◆ Directive: What follows is a listing to be transcribed exactly.
-- begin Information shown --
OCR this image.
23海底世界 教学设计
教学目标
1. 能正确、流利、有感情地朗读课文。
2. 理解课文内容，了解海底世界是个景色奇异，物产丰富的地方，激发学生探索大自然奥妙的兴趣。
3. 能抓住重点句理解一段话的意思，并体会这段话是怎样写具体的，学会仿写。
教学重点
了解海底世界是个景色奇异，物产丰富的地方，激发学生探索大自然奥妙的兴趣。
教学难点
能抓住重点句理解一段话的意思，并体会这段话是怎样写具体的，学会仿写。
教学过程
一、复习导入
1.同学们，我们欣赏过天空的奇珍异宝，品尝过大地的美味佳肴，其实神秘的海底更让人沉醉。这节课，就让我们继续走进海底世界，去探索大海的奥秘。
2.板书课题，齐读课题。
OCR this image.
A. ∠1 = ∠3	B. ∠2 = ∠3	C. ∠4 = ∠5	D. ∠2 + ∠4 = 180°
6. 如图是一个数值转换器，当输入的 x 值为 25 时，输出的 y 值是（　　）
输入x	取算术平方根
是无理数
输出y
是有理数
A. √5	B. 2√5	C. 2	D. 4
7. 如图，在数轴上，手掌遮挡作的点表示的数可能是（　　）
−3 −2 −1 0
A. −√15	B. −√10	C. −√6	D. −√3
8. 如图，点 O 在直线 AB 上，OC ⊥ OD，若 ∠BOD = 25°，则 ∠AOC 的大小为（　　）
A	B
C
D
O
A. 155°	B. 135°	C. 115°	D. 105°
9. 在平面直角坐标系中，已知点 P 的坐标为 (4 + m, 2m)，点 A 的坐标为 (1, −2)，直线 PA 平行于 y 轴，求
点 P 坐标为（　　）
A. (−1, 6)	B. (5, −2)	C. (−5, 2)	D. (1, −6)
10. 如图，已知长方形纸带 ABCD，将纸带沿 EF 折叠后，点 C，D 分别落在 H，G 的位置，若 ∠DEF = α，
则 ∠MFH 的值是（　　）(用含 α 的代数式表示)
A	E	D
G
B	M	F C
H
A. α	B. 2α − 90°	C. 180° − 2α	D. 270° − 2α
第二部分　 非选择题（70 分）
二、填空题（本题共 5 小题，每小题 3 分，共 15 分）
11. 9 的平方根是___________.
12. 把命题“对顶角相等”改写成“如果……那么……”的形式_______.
-- end Information shown --
◆ Task output:
OCR this image.
23海底世界 教学设计
教学目标
1. 能正确、流利、有感情地朗读课文。
2. 理解课文内容，了解海底世界是个景色奇异，物产丰富的地方，激发学生探索大自然奥妙的兴趣。
3. 能抓住重点句理解一段话的意思，并体会这段话是怎样写具体的，学会仿写。
教学重点
了解海底世界是个景色奇异，物产丰富的地方，激发学生探索大自然奥妙的兴趣。
教学难点
能抓住重点句理解一段话的意思，并体会这段话是怎样写具体的，学会仿写。
教学过程
一、复习导入
1.同学们，我们欣赏过天空的奇珍异宝，品尝过大地的美味佳肴，其实神秘的海底更让人沉醉。这节课，就让我们继续走进海底世界，去探索大海的奥秘。
2.板书课题，齐读课题。
OCR this image.
A. ∠1 = ∠3	B. ∠2 = ∠3	C. ∠4 = ∠5	D. ∠2 + ∠4 = 180°
6. 如图是一个数值转换器，当输入的 x 值为 25 时，输出的 y 值是（　　）
输入x	取算术平方根
是无理数
输出y
是有理数
A. √5	B. 2√5	C. 2	D. 4
7. 如图，在数轴上，手掌遮挡作的点表示的数可能是（　　）
−3 −2 −1 0
A. −√15	B. −√10	C. −√6	D. −√3
8. 如图，点 O 在直线 AB 上，OC ⊥ OD，若 ∠BOD = 25°，则 ∠AOC 的大小为（　　）
A	B
C
D
O
A. 155°	B. 135°	C. 115°	D. 105°
9. 在平面直角坐标系中，已知点 P 的坐标为 (4 + m, 2m)，点 A 的坐标为 (1, −2)，直线 PA 平行于 y 轴，求
点 P 坐标为（　　）
A. (−1, 6)	B. (5, −2)	C. (−5, 2)	D. (1, −6)
10. 如图，已知长方形纸带 ABCD，将纸带沿 EF 折叠后，点 C，D 分别落在 H，G 的位置，若 ∠DEF = α，
则 ∠MFH 的值是（　　）(用含 α 的代数式表示)
A	E	D
G
B	M	F C
H
A. α	B. 2α − 90°	C. 180° − 2α	D. 270° − 2α
第二部分　 非选择题（70 分）
二、填空题（本题共 5 小题，每小题 3 分，共 15 分）
11. 9 的平方根是___________.
12. 把命题“对顶角相等”改写成“如果……那么……”的形式_______.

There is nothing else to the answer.